## EXERCISE
Filter the entries and keep only the lines where the string "Noise" appears.

Records from a collection of figures
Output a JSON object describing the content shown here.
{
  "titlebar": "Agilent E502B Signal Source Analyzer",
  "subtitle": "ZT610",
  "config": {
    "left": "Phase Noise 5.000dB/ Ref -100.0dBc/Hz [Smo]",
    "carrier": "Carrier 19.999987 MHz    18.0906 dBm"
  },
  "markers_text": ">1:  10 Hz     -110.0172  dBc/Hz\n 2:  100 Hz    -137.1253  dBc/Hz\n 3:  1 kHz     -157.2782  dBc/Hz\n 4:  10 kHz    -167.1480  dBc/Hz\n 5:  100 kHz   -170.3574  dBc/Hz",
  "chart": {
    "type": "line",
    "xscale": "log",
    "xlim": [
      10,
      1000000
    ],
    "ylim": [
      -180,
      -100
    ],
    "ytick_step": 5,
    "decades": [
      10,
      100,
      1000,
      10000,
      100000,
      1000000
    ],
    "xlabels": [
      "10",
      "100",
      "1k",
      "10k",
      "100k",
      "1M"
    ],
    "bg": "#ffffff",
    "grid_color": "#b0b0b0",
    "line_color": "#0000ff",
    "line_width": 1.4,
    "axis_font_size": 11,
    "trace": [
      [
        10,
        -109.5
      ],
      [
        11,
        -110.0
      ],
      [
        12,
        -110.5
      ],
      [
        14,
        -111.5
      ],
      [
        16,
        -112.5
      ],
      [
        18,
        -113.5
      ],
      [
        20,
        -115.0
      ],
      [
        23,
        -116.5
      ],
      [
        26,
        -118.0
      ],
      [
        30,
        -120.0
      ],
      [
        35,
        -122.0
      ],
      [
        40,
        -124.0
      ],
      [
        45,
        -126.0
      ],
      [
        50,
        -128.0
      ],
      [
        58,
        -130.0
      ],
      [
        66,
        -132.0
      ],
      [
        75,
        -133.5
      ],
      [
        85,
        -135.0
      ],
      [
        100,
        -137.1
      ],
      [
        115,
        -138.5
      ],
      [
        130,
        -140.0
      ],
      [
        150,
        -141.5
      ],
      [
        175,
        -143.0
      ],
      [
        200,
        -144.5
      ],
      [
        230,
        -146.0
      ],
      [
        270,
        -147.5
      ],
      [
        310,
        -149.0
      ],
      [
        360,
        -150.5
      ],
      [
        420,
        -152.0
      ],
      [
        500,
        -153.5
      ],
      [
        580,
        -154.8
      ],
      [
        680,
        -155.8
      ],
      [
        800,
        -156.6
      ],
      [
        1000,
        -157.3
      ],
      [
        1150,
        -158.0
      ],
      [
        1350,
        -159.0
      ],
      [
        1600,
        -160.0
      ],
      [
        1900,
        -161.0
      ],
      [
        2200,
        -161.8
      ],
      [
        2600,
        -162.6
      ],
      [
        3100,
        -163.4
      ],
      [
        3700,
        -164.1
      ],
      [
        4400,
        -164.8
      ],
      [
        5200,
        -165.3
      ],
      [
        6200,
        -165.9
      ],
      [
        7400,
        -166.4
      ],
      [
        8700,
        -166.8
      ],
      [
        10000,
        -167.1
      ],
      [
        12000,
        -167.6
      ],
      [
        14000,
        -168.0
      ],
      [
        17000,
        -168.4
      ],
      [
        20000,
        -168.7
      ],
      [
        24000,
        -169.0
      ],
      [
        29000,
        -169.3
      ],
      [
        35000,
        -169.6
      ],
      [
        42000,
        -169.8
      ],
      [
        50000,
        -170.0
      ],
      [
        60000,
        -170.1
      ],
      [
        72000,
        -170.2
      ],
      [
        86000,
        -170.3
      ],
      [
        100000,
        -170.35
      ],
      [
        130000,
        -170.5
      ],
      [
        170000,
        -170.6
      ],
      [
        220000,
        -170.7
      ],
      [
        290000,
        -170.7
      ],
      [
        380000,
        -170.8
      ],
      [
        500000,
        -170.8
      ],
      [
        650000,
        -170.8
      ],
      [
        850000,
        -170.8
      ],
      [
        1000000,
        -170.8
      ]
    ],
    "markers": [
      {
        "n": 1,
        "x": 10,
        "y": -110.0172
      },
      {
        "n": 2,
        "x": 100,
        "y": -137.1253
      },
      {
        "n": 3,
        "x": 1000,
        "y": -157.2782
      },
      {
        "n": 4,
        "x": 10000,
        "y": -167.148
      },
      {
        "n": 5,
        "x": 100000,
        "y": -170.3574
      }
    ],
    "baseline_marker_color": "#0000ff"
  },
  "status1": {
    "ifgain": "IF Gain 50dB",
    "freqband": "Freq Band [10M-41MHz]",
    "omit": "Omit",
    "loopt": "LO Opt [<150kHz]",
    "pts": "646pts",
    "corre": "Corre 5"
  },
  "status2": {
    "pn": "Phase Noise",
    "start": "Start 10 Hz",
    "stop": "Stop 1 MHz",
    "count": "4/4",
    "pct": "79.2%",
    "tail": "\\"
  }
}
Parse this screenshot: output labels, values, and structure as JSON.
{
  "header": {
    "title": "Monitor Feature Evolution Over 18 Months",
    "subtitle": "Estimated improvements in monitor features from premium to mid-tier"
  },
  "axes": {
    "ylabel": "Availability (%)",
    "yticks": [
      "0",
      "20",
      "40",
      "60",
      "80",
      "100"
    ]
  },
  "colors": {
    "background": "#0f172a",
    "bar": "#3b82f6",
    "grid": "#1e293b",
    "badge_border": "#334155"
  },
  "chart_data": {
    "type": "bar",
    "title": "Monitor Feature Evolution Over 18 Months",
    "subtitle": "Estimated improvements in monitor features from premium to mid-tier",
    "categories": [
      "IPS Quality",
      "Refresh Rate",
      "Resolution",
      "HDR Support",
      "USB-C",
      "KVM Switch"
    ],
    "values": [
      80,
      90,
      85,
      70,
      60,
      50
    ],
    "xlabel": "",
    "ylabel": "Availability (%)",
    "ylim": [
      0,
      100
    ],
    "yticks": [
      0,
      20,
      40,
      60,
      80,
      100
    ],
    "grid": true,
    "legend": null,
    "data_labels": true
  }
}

## FINISHED EXERCISE
    "left": "Phase Noise 5.000dB/ Ref -100.0dBc/Hz [Smo]",
    "pn": "Phase Noise",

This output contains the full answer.